-- PROBLEM REQUIREMENTS --
Repeat every line below exactly, word for word.
:::
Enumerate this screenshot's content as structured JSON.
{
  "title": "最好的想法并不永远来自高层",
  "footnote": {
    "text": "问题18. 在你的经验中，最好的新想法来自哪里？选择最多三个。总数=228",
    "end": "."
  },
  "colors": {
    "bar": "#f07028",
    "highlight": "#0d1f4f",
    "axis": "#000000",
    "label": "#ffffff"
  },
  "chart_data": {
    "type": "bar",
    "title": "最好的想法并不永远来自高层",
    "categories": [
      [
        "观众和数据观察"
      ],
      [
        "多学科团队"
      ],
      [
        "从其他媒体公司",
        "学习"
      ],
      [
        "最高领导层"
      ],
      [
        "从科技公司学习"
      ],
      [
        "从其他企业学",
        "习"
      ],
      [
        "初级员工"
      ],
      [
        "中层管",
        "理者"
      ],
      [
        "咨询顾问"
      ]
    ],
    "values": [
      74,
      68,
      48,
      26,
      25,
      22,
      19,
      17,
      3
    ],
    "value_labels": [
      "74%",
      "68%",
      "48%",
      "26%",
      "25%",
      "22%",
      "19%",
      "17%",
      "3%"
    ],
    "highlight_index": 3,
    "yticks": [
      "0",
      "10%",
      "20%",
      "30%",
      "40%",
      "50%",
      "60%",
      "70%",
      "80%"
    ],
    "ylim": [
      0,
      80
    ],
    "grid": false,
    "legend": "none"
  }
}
:::
-- EXERCISE RESULT --
Enumerate this screenshot's content as structured JSON.
{
  "title": "最好的想法并不永远来自高层",
  "footnote": {
    "text": "问题18. 在你的经验中，最好的新想法来自哪里？选择最多三个。总数=228",
    "end": "."
  },
  "colors": {
    "bar": "#f07028",
    "highlight": "#0d1f4f",
    "axis": "#000000",
    "label": "#ffffff"
  },
  "chart_data": {
    "type": "bar",
    "title": "最好的想法并不永远来自高层",
    "categories": [
      [
        "观众和数据观察"
      ],
      [
        "多学科团队"
      ],
      [
        "从其他媒体公司",
        "学习"
      ],
      [
        "最高领导层"
      ],
      [
        "从科技公司学习"
      ],
      [
        "从其他企业学",
        "习"
      ],
      [
        "初级员工"
      ],
      [
        "中层管",
        "理者"
      ],
      [
        "咨询顾问"
      ]
    ],
    "values": [
      74,
      68,
      48,
      26,
      25,
      22,
      19,
      17,
      3
    ],
    "value_labels": [
      "74%",
      "68%",
      "48%",
      "26%",
      "25%",
      "22%",
      "19%",
      "17%",
      "3%"
    ],
    "highlight_index": 3,
    "yticks": [
      "0",
      "10%",
      "20%",
      "30%",
      "40%",
      "50%",
      "60%",
      "70%",
      "80%"
    ],
    "ylim": [
      0,
      80
    ],
    "grid": false,
    "legend": "none"
  }
}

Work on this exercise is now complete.